■ WHAT YOU HAVE TO DO: Reproduce these lines exactly as they appear, from the line with "list-item-number: 4: [436, 477, 441, 487]" up to and including the line with "share-facebook-label: Share on".

(Bounding box entries)
"""

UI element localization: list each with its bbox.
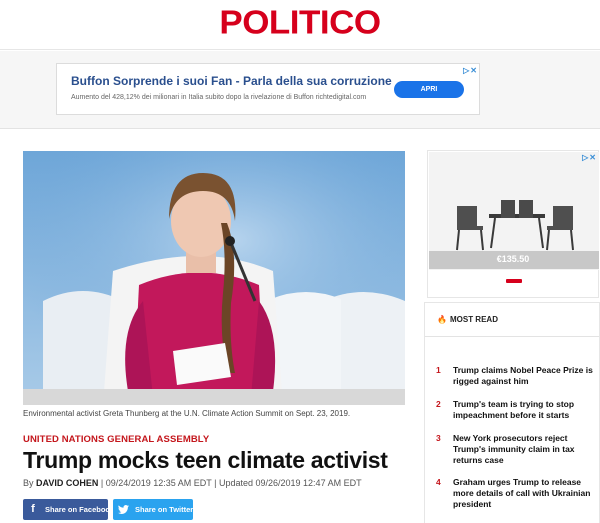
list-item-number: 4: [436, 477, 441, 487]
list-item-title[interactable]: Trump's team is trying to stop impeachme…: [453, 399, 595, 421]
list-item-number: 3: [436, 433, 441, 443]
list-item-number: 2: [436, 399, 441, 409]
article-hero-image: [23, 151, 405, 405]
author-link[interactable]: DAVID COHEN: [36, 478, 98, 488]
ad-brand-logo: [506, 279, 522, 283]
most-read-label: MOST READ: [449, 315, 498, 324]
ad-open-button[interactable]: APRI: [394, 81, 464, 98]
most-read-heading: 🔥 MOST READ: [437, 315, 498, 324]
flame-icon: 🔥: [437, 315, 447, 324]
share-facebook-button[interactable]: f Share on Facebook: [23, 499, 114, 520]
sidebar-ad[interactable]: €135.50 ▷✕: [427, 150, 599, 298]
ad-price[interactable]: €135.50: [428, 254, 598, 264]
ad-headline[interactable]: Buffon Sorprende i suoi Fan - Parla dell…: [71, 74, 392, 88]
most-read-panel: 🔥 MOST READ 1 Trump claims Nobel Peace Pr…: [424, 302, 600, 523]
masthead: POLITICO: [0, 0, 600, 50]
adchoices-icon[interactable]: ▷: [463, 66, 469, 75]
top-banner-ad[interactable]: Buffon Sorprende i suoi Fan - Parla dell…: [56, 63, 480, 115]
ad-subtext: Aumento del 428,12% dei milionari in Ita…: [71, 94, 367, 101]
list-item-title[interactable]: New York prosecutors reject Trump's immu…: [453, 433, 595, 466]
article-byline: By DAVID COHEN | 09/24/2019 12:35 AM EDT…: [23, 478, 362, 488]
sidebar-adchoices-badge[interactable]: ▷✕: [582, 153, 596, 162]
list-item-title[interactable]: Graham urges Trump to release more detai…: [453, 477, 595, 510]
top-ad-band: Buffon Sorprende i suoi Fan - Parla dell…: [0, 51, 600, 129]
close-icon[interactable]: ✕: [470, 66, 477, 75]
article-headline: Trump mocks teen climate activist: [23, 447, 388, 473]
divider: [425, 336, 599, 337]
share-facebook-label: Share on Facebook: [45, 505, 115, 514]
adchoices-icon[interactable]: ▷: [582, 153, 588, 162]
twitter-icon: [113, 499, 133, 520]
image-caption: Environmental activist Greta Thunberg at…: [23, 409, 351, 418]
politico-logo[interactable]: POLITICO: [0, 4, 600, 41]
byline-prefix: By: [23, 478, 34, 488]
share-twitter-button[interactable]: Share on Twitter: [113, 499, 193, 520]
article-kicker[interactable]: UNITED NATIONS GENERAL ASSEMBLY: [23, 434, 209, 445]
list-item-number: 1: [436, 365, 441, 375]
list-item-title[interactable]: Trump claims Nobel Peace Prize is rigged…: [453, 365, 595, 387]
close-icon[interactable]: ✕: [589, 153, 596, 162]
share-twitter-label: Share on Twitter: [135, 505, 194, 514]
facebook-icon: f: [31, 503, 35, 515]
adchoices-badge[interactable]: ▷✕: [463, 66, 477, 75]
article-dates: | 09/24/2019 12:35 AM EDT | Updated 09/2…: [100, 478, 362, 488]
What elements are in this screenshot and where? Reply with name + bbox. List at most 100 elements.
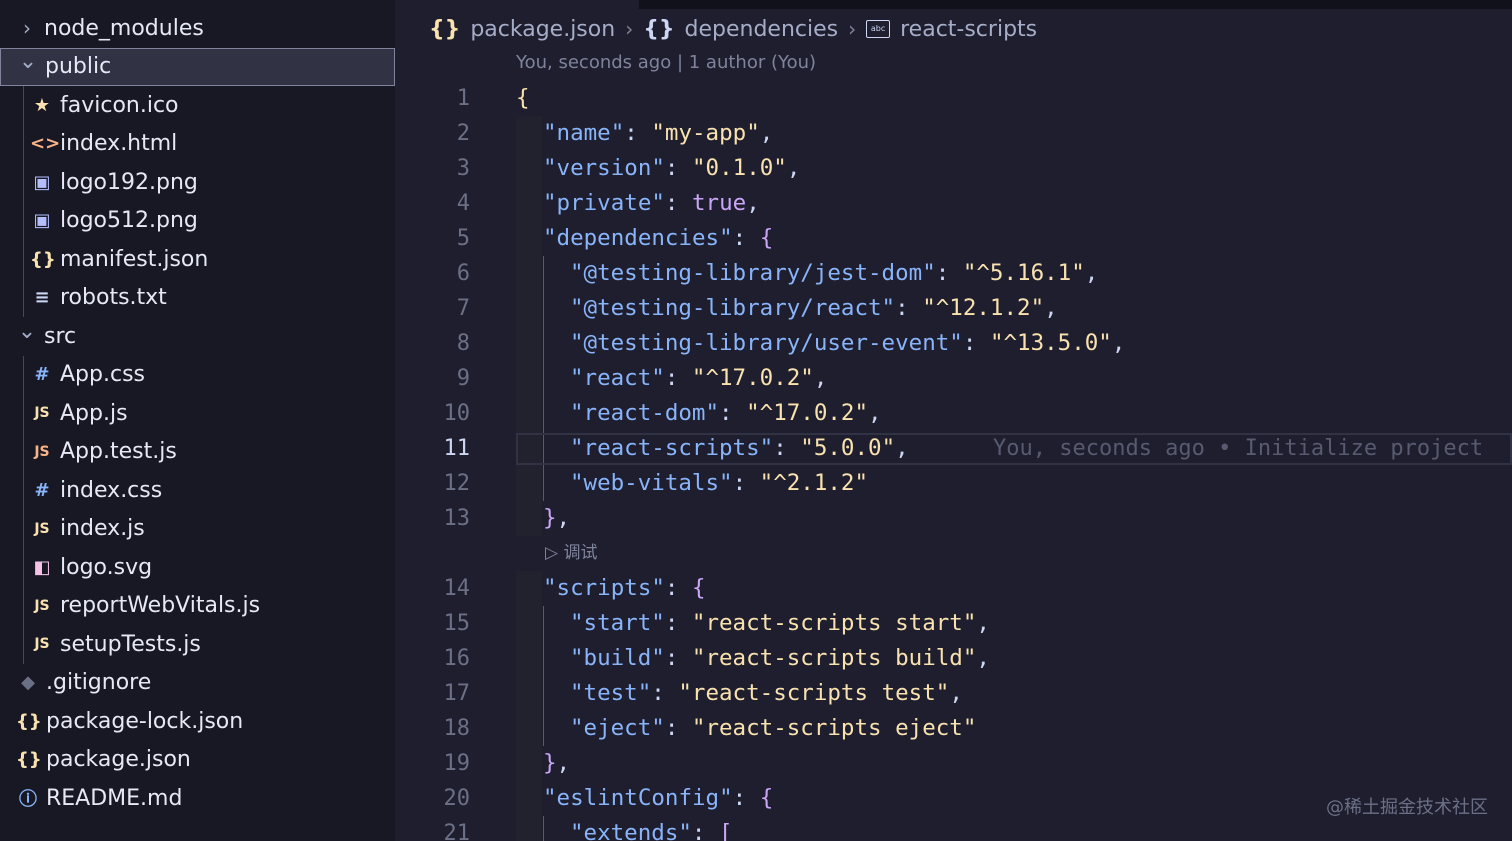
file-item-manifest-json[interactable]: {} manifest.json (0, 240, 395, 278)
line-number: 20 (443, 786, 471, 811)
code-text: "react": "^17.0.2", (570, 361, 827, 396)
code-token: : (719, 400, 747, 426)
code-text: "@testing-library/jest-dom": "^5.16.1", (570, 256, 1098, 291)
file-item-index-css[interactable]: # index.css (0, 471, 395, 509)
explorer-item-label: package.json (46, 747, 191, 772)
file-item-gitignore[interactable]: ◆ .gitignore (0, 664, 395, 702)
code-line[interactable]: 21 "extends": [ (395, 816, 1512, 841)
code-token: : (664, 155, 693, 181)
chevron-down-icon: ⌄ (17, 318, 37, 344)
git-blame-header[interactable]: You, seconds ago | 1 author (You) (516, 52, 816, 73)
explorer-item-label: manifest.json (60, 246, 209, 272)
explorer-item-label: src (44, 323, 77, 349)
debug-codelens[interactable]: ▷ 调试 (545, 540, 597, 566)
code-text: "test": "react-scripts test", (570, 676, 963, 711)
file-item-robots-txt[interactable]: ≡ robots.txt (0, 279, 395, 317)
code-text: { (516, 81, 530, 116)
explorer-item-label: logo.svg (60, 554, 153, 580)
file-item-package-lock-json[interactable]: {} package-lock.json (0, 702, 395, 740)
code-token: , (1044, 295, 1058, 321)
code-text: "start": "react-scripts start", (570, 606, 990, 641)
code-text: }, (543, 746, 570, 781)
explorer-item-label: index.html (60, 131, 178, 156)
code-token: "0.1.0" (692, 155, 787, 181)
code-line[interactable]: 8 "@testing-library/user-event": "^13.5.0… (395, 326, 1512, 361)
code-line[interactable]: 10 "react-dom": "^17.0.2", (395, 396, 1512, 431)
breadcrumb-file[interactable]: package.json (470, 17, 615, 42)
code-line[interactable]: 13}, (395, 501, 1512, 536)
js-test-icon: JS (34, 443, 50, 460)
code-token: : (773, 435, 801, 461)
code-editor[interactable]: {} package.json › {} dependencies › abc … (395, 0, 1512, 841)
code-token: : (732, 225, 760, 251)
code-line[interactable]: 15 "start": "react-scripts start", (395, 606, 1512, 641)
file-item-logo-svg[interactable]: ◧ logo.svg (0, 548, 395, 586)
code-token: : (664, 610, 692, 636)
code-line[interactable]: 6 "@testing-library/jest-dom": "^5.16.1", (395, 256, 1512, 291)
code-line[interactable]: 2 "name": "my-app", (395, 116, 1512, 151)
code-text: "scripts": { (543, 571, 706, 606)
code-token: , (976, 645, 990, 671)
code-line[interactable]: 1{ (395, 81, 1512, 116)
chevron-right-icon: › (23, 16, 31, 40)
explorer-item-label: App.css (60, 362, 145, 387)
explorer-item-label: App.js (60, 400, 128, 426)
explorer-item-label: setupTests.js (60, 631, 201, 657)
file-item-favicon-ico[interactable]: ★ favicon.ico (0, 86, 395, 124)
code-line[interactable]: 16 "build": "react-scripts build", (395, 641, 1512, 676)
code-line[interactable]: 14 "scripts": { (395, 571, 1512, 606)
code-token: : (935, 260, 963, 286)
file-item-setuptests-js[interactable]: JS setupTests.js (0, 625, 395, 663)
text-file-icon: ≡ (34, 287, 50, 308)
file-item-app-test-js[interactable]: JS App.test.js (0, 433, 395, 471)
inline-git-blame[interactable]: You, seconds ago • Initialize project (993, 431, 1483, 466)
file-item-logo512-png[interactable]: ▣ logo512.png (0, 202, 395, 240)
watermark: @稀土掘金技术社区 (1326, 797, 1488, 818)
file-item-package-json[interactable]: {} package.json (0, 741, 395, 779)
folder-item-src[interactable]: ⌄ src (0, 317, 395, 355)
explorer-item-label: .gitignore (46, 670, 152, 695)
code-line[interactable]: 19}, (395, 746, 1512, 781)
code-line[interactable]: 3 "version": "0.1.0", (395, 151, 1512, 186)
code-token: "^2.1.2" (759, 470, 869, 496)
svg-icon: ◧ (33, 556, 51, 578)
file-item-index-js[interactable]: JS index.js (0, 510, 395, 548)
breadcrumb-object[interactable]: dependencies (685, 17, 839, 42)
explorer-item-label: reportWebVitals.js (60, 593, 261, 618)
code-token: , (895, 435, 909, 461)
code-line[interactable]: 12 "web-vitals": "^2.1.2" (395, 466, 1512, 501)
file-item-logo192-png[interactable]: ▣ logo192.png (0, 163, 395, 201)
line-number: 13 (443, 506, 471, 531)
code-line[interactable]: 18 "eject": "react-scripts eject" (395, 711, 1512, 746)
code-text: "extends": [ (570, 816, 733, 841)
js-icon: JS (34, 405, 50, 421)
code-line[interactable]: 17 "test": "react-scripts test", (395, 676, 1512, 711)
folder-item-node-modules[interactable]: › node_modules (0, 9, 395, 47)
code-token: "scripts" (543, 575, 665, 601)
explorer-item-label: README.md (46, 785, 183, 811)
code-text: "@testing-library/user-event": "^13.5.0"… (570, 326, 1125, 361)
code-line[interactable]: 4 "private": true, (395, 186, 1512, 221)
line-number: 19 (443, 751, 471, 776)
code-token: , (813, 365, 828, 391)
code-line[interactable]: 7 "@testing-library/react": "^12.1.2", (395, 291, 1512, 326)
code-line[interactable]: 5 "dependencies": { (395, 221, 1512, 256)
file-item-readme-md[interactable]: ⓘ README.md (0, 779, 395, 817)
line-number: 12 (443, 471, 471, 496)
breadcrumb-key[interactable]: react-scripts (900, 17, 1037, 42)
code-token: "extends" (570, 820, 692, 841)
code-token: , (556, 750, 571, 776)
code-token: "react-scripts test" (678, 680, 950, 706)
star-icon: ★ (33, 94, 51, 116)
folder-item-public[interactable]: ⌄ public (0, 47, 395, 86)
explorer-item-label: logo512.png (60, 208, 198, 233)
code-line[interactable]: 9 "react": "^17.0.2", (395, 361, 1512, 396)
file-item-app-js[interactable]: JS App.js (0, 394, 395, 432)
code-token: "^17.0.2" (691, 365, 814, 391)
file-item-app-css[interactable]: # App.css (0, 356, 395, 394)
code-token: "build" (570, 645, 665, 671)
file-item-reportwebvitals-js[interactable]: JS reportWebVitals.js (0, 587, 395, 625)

"""

■ EXERCISE RESPONSE:
list-item-number: 4: [436, 477, 441, 487]
list-item-title[interactable]: Trump's team is trying to stop impeachme…: [453, 399, 595, 421]
list-item-number: 3: [436, 433, 441, 443]
list-item-number: 2: [436, 399, 441, 409]
article-hero-image: [23, 151, 405, 405]
author-link[interactable]: DAVID COHEN: [36, 478, 98, 488]
ad-brand-logo: [506, 279, 522, 283]
most-read-label: MOST READ: [449, 315, 498, 324]
ad-open-button[interactable]: APRI: [394, 81, 464, 98]
most-read-heading: 🔥 MOST READ: [437, 315, 498, 324]
flame-icon: 🔥: [437, 315, 447, 324]
share-facebook-button[interactable]: f Share on Facebook: [23, 499, 114, 520]
sidebar-ad[interactable]: €135.50 ▷✕: [427, 150, 599, 298]
ad-price[interactable]: €135.50: [428, 254, 598, 264]
ad-headline[interactable]: Buffon Sorprende i suoi Fan - Parla dell…: [71, 74, 392, 88]
most-read-panel: 🔥 MOST READ 1 Trump claims Nobel Peace Pr…: [424, 302, 600, 523]
masthead: POLITICO: [0, 0, 600, 50]
adchoices-icon[interactable]: ▷: [463, 66, 469, 75]
top-banner-ad[interactable]: Buffon Sorprende i suoi Fan - Parla dell…: [56, 63, 480, 115]
ad-subtext: Aumento del 428,12% dei milionari in Ita…: [71, 94, 367, 101]
list-item-title[interactable]: New York prosecutors reject Trump's immu…: [453, 433, 595, 466]
article-byline: By DAVID COHEN | 09/24/2019 12:35 AM EDT…: [23, 478, 362, 488]
sidebar-adchoices-badge[interactable]: ▷✕: [582, 153, 596, 162]
list-item-title[interactable]: Graham urges Trump to release more detai…: [453, 477, 595, 510]
top-ad-band: Buffon Sorprende i suoi Fan - Parla dell…: [0, 51, 600, 129]
close-icon[interactable]: ✕: [470, 66, 477, 75]
article-headline: Trump mocks teen climate activist: [23, 447, 388, 473]
divider: [425, 336, 599, 337]
share-facebook-label: Share on Facebook: [45, 505, 115, 514]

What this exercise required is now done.